- _DATA FOR PROCESSING_:

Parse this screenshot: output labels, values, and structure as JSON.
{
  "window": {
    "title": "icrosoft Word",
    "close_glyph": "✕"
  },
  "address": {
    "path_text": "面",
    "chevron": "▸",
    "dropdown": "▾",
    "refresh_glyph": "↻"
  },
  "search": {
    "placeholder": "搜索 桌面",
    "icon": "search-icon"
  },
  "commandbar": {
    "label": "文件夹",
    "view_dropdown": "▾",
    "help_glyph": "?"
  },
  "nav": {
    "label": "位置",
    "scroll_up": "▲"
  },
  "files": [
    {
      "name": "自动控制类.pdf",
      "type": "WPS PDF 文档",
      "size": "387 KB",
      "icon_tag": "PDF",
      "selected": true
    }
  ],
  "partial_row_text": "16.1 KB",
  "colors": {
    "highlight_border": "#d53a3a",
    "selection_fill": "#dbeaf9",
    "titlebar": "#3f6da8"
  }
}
...
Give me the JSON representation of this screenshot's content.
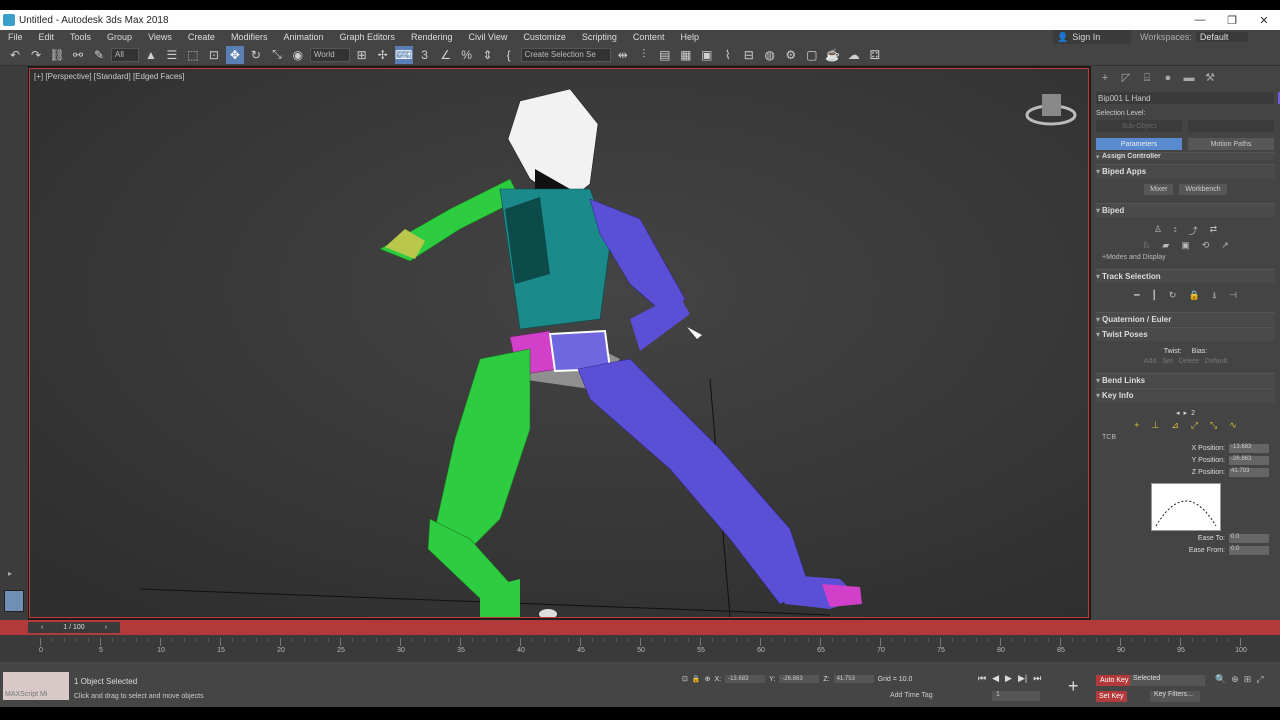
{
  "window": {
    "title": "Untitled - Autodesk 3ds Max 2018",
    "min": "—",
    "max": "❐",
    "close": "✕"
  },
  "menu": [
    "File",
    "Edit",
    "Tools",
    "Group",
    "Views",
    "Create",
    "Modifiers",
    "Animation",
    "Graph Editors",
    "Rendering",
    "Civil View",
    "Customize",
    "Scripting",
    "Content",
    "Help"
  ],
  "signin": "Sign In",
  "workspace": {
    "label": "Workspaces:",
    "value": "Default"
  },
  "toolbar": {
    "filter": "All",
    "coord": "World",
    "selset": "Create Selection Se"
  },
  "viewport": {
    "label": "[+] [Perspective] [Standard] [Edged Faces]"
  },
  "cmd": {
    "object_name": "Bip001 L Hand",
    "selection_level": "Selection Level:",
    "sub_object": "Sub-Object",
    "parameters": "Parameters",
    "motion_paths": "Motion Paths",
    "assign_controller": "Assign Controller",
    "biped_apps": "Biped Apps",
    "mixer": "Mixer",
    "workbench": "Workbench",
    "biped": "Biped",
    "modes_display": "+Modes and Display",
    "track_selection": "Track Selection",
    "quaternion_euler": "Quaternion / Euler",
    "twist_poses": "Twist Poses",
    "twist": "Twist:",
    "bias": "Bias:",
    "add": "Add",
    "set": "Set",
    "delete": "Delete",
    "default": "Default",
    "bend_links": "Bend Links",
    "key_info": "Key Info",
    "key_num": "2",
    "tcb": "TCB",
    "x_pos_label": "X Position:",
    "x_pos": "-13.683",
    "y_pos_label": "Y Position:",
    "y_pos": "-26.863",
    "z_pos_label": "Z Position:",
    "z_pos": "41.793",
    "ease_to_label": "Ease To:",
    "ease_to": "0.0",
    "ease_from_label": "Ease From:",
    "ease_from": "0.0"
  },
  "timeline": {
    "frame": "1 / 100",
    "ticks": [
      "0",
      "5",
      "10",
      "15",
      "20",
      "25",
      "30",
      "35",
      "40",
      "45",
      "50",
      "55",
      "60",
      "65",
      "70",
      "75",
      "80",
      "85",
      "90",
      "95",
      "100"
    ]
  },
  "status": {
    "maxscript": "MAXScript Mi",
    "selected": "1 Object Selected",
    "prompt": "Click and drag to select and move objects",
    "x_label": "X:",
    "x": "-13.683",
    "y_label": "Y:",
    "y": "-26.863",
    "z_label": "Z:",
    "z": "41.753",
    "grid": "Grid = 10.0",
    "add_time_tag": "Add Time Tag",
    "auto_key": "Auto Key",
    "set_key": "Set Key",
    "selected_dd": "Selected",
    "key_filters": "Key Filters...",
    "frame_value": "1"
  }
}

- _WRITTEN TASK_: Report each line in the preceding entries that holds the string "Position".

- _WRITTEN SOLUTION_:
    "x_pos_label": "X Position:",
    "y_pos_label": "Y Position:",
    "z_pos_label": "Z Position:",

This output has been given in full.